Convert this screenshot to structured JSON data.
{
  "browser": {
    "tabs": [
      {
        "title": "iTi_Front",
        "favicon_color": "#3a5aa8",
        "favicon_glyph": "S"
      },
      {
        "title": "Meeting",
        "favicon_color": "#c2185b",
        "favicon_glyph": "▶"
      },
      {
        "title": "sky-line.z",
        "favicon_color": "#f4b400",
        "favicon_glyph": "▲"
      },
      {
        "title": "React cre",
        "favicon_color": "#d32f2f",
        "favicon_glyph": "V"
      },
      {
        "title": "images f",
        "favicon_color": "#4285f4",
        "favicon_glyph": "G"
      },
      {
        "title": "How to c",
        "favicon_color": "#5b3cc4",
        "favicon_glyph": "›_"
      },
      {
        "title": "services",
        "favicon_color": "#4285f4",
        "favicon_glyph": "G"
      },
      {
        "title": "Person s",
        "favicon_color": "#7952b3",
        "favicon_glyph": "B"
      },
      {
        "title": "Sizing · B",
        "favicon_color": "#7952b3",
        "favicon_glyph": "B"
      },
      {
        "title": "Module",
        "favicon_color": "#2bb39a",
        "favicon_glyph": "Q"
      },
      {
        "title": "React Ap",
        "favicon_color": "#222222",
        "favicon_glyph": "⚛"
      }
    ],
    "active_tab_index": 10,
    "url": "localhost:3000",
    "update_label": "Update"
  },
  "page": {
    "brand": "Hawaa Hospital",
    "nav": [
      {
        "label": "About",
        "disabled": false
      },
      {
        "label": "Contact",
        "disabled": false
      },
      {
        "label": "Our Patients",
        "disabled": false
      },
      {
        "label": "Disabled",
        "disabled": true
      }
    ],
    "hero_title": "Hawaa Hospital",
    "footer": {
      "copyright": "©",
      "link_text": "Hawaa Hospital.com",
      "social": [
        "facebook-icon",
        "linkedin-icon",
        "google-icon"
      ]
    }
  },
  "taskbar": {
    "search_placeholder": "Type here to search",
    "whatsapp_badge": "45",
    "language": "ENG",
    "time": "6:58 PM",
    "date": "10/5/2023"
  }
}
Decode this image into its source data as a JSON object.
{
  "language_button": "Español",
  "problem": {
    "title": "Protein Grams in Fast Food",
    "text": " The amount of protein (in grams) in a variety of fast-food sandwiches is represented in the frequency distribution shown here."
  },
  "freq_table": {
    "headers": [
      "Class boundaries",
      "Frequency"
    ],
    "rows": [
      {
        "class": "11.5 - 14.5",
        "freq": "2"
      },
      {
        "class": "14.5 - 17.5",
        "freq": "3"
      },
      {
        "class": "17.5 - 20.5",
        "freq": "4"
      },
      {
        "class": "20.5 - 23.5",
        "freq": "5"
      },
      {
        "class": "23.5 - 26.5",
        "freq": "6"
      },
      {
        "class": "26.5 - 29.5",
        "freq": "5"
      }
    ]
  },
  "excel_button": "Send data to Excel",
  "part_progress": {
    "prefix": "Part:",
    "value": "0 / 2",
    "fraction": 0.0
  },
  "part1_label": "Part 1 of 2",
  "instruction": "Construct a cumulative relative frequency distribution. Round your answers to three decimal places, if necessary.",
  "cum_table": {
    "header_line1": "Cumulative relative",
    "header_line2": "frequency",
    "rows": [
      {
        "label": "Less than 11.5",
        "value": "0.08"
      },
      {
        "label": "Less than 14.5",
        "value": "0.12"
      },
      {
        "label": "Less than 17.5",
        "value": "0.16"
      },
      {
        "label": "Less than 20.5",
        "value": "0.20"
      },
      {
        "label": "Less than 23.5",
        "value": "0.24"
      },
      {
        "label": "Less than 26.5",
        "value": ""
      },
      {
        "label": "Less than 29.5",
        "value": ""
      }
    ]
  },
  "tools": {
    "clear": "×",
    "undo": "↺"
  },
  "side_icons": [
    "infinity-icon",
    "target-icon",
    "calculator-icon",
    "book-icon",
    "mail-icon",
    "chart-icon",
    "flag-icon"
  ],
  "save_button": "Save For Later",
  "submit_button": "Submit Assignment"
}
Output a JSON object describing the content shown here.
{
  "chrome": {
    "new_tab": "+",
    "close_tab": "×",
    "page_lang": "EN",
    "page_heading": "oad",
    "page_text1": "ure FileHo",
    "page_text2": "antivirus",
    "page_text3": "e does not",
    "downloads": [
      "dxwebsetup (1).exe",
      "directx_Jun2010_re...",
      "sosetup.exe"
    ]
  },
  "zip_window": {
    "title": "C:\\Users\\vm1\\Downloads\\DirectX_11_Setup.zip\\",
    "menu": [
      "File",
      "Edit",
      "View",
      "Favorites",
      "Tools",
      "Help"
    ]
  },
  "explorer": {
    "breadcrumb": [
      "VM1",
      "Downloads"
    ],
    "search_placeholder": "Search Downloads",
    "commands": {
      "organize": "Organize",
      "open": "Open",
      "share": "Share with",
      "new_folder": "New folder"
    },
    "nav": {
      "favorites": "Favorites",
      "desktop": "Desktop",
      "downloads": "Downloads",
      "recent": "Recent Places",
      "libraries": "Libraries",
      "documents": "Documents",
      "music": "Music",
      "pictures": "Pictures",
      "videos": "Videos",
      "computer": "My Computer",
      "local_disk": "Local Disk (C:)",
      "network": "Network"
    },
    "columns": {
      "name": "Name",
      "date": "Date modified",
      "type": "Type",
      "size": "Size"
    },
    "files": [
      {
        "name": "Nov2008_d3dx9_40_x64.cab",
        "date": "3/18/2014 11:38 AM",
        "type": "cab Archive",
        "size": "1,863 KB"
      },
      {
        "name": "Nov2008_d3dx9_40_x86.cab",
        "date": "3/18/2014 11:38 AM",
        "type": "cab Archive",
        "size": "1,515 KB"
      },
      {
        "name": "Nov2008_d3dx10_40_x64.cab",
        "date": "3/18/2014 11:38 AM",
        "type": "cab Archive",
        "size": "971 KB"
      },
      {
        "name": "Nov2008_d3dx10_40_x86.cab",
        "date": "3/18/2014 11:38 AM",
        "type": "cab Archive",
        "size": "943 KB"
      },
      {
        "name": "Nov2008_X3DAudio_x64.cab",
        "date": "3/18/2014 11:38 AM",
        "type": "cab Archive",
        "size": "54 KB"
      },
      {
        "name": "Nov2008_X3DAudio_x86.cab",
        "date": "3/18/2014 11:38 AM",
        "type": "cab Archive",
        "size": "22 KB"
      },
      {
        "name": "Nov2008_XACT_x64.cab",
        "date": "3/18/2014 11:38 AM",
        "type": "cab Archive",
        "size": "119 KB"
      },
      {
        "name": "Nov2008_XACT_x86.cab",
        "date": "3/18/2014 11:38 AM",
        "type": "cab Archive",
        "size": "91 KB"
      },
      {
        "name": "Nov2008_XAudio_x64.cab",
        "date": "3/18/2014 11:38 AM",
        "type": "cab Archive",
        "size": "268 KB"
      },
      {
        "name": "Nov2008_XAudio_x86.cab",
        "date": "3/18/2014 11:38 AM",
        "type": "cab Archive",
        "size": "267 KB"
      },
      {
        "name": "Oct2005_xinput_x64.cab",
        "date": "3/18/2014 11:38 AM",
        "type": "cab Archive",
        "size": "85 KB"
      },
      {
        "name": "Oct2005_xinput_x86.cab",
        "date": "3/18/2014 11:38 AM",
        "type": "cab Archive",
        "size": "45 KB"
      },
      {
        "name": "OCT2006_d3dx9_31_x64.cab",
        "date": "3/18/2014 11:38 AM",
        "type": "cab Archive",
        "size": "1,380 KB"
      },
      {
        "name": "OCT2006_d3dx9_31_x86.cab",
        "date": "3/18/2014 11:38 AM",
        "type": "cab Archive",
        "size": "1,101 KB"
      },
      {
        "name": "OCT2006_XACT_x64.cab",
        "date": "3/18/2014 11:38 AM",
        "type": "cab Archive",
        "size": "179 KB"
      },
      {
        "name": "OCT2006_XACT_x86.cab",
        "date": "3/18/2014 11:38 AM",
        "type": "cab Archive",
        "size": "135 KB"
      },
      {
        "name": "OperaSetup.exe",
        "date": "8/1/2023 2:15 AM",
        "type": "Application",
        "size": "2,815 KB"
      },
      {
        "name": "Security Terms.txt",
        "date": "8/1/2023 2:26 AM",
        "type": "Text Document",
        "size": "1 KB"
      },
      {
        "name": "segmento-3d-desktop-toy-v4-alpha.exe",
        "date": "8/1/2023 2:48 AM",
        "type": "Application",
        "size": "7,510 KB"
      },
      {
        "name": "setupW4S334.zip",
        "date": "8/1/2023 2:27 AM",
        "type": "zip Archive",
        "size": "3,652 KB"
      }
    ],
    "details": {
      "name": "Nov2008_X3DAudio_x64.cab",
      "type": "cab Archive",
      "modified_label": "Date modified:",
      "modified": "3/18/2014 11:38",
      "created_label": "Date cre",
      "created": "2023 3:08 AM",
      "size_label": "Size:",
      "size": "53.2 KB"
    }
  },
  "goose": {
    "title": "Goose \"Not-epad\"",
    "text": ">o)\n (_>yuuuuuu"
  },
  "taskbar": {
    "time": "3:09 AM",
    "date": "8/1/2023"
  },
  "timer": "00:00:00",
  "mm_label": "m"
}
########
In the records above, how many lines include the string "this"? Answer with only the number.

*Solution to the problem:*
2